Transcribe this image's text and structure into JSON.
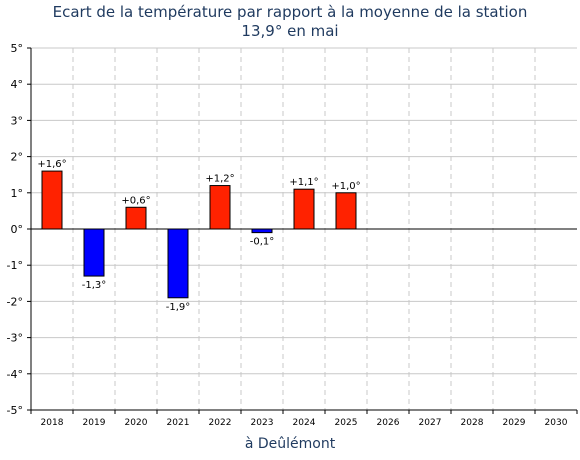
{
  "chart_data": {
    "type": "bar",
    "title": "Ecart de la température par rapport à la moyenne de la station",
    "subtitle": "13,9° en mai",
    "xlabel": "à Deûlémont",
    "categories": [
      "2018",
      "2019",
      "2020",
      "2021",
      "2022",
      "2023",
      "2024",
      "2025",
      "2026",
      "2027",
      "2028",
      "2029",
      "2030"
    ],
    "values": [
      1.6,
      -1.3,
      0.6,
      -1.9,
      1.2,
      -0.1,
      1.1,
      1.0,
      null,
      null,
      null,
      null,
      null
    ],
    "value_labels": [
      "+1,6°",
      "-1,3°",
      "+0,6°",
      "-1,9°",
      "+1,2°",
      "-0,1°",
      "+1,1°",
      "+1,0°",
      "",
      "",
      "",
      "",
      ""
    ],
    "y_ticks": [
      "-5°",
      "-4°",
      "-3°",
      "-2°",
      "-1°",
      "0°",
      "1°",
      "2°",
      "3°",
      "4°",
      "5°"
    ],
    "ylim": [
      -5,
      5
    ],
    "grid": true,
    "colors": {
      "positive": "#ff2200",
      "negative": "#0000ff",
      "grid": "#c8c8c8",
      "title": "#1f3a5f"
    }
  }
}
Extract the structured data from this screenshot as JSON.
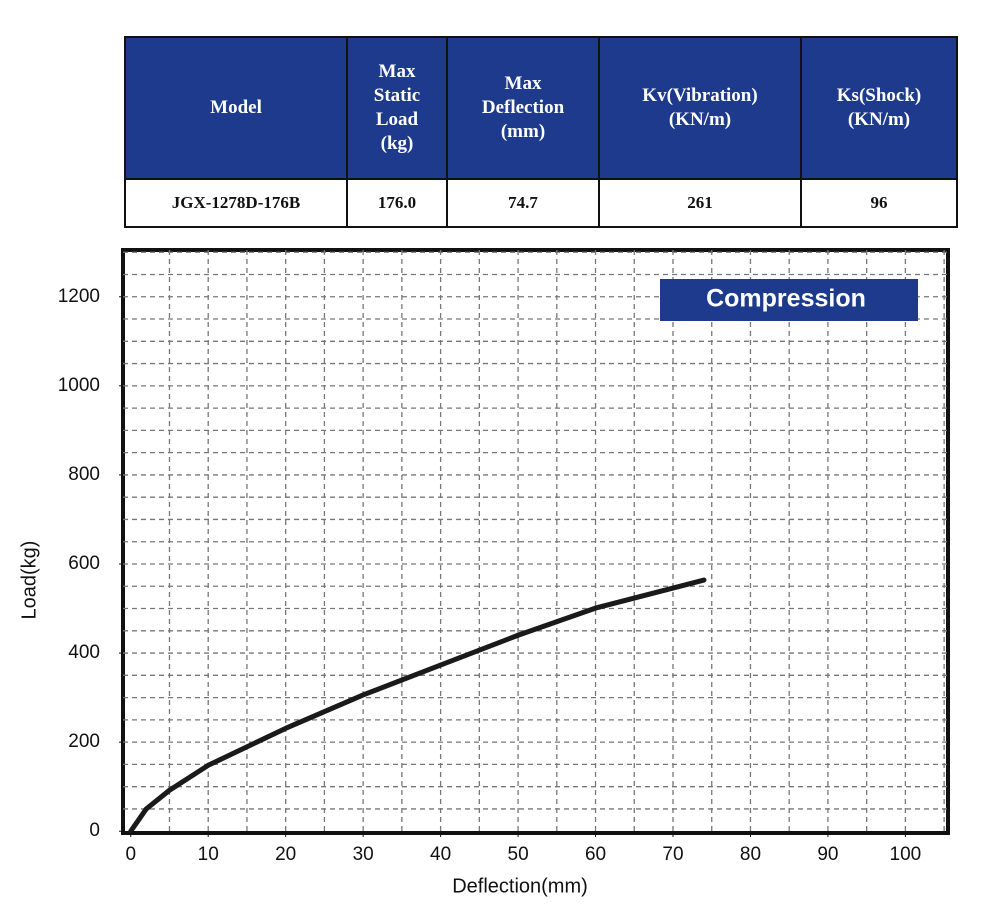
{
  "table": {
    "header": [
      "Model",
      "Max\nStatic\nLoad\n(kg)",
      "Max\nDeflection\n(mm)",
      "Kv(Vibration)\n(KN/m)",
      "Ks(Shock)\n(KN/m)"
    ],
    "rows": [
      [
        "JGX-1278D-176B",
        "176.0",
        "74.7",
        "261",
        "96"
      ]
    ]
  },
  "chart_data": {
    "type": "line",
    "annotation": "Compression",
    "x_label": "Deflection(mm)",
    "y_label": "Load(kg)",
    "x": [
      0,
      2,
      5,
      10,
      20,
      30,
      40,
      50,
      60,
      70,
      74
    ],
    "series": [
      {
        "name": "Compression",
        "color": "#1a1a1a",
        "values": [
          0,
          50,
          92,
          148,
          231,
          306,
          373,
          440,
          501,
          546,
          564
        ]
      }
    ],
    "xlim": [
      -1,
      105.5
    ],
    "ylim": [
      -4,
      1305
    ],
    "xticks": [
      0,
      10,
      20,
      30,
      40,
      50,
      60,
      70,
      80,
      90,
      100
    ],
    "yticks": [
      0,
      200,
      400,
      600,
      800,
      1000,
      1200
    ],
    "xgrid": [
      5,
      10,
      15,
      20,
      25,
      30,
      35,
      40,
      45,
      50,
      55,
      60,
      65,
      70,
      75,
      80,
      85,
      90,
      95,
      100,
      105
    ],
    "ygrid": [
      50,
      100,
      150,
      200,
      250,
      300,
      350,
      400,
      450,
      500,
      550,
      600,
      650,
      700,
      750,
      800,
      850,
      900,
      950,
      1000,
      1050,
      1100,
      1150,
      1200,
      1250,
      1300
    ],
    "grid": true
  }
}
----------------------------------------
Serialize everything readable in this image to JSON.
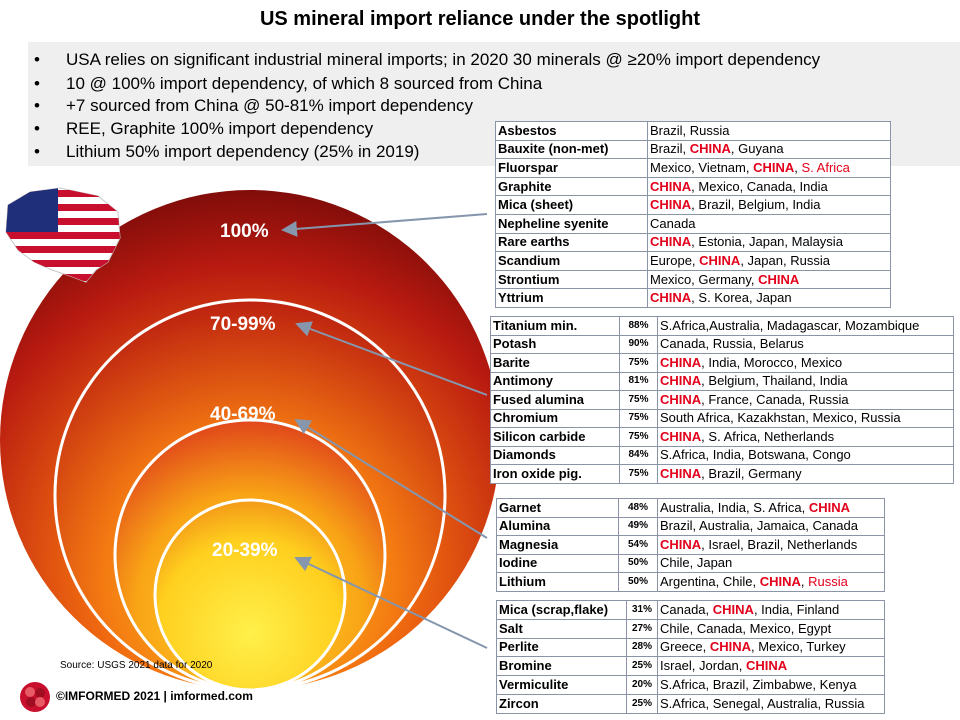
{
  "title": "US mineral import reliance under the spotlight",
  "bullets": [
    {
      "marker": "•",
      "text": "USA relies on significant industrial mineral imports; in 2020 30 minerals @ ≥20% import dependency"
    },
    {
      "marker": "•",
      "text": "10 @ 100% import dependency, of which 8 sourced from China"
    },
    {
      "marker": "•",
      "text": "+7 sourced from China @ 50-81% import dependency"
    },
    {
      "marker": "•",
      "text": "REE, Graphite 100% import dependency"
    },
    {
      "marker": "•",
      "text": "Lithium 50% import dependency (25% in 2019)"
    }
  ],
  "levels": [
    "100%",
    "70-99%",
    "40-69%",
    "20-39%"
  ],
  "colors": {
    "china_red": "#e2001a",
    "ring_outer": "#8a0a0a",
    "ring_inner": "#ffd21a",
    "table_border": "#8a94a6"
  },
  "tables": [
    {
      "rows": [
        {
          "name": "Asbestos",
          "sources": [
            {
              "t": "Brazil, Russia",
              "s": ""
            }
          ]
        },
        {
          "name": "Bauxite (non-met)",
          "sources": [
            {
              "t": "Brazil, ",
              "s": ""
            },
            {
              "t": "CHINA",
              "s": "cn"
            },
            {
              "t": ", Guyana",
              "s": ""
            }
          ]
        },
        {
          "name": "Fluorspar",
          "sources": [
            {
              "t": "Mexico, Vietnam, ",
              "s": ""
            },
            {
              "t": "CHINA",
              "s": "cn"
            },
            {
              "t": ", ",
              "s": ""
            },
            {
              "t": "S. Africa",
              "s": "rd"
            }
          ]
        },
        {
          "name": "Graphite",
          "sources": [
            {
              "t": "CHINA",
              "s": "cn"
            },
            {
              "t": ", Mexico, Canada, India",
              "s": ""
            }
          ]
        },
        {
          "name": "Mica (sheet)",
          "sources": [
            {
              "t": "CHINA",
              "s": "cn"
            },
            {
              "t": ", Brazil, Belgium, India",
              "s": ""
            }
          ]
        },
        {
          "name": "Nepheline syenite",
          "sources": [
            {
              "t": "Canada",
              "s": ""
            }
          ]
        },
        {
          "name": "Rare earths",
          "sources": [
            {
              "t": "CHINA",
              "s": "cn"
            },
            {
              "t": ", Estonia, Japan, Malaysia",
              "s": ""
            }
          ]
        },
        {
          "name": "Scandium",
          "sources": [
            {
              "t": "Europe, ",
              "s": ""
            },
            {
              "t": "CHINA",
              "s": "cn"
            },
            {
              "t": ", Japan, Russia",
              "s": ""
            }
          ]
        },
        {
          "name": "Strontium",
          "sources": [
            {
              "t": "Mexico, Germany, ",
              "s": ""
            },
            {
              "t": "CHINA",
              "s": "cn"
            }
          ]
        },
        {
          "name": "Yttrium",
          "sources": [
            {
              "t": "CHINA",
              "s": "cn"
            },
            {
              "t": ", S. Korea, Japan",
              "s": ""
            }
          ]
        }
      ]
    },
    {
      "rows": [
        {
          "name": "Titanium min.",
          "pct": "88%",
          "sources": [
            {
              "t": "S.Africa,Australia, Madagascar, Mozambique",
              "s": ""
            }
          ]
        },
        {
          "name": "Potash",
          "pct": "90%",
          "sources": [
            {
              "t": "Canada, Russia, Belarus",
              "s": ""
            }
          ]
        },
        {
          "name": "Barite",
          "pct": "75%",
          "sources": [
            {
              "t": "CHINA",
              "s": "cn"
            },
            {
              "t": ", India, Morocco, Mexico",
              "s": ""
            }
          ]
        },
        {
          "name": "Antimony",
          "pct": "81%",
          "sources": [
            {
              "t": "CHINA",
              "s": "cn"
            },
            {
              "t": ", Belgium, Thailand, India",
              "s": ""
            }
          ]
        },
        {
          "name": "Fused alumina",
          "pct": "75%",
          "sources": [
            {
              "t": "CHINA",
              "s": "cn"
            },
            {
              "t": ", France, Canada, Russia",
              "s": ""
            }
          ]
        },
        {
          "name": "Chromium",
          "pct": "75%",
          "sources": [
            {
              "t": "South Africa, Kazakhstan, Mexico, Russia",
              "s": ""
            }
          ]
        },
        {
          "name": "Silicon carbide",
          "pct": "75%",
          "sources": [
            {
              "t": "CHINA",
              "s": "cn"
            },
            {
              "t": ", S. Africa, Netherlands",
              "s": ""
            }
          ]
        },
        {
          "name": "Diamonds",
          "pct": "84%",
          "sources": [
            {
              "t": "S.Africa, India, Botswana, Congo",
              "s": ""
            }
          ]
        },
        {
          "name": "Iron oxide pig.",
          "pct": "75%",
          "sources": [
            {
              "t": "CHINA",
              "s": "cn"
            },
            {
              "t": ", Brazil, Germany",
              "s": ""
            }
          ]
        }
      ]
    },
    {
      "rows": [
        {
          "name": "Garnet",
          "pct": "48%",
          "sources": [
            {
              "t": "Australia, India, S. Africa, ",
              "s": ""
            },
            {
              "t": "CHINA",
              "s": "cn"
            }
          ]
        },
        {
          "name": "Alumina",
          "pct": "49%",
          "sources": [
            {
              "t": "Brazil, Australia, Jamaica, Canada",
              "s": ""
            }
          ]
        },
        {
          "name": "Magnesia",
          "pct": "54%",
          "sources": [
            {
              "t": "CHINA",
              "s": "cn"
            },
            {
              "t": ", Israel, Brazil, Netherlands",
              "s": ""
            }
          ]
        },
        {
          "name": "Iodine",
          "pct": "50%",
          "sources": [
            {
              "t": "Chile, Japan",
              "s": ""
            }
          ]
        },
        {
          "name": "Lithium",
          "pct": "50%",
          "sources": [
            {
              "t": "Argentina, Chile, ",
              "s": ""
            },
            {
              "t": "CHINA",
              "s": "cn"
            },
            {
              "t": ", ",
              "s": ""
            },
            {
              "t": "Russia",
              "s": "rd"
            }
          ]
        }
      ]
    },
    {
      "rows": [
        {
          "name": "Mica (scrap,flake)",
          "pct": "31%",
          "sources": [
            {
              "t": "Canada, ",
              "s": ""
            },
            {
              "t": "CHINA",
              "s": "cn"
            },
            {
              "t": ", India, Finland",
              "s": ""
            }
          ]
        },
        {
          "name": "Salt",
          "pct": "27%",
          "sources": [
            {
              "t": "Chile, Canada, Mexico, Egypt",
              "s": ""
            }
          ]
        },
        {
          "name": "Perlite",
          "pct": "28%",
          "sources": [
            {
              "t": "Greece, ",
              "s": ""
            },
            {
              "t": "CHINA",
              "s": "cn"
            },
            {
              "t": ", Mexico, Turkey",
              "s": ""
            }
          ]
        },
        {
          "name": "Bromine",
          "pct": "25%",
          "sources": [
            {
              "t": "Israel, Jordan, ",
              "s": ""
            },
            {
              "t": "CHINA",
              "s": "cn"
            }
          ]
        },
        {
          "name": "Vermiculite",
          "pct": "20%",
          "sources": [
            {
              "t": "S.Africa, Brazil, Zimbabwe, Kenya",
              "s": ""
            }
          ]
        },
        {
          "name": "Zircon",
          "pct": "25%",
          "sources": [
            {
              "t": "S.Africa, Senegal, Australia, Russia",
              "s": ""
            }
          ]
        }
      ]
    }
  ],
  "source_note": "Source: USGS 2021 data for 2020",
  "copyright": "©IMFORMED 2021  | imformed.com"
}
----------------------------------------
Goal
Gather each line holding the string "Israel".

Exercise solution
              "t": ", Israel, Brazil, Netherlands",
              "t": "Israel, Jordan, ",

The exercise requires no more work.